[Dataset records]
- - - -

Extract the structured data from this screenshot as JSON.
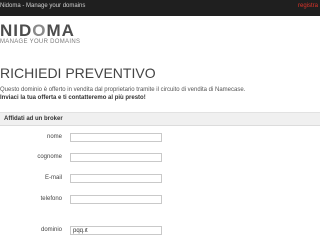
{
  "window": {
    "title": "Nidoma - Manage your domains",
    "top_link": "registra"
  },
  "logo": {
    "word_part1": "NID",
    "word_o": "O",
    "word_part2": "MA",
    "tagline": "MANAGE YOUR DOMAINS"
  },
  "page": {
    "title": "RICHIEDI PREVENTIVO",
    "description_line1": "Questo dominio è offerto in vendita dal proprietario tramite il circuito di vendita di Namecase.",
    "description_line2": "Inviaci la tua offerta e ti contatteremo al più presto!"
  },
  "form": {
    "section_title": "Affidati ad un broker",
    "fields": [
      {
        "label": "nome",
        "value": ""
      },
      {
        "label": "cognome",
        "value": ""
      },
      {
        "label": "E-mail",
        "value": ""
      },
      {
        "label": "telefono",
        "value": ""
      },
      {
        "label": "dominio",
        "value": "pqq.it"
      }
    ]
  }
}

- - - -

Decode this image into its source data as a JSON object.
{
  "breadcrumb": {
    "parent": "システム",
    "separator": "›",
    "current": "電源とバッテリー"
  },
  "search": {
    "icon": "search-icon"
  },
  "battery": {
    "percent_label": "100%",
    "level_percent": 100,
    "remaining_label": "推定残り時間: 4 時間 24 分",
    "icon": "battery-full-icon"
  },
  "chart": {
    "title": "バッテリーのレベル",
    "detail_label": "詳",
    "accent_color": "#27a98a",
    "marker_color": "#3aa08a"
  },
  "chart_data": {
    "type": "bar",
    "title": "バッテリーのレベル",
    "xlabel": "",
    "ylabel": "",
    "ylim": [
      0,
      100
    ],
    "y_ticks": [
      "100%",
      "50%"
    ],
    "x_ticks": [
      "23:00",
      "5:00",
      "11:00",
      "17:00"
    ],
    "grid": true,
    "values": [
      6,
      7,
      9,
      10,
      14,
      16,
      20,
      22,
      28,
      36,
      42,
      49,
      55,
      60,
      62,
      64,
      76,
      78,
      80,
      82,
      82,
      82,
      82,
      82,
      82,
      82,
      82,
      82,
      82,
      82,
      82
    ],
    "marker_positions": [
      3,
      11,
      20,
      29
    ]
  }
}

- - - -

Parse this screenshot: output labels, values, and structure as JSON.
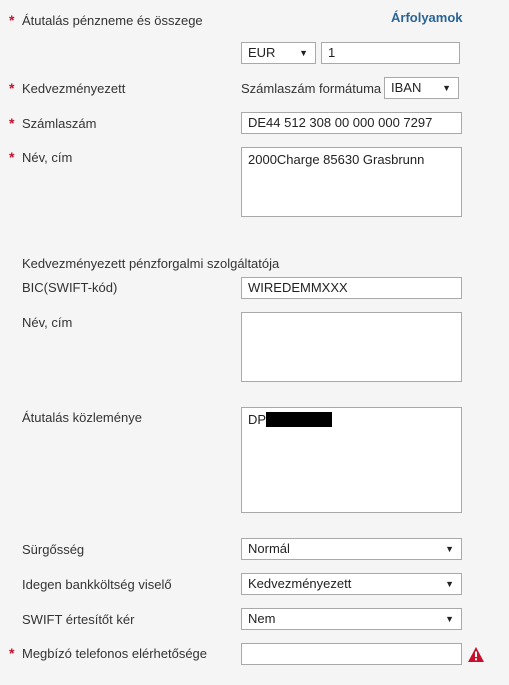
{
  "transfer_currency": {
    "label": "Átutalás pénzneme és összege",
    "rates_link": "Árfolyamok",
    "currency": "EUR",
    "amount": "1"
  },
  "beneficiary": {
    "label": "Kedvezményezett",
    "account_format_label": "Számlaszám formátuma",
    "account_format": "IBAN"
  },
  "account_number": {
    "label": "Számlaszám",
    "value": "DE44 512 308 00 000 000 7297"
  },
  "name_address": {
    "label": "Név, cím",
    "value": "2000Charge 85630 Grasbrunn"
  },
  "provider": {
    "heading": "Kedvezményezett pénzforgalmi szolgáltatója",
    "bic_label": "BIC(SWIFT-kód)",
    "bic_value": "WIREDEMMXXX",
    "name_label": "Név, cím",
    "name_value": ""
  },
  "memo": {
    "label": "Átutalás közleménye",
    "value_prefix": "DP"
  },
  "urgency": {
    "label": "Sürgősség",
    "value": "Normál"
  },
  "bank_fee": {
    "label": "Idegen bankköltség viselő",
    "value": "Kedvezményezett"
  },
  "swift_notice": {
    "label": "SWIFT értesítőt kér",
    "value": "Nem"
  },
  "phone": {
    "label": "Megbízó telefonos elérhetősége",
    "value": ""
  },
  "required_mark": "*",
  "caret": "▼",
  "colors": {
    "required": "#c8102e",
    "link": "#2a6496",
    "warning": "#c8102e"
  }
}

- - - -

▶ Given instruction: Go through the material above and count the lines that contain "values"; answer with the number alone.

▶ Complete answer: 2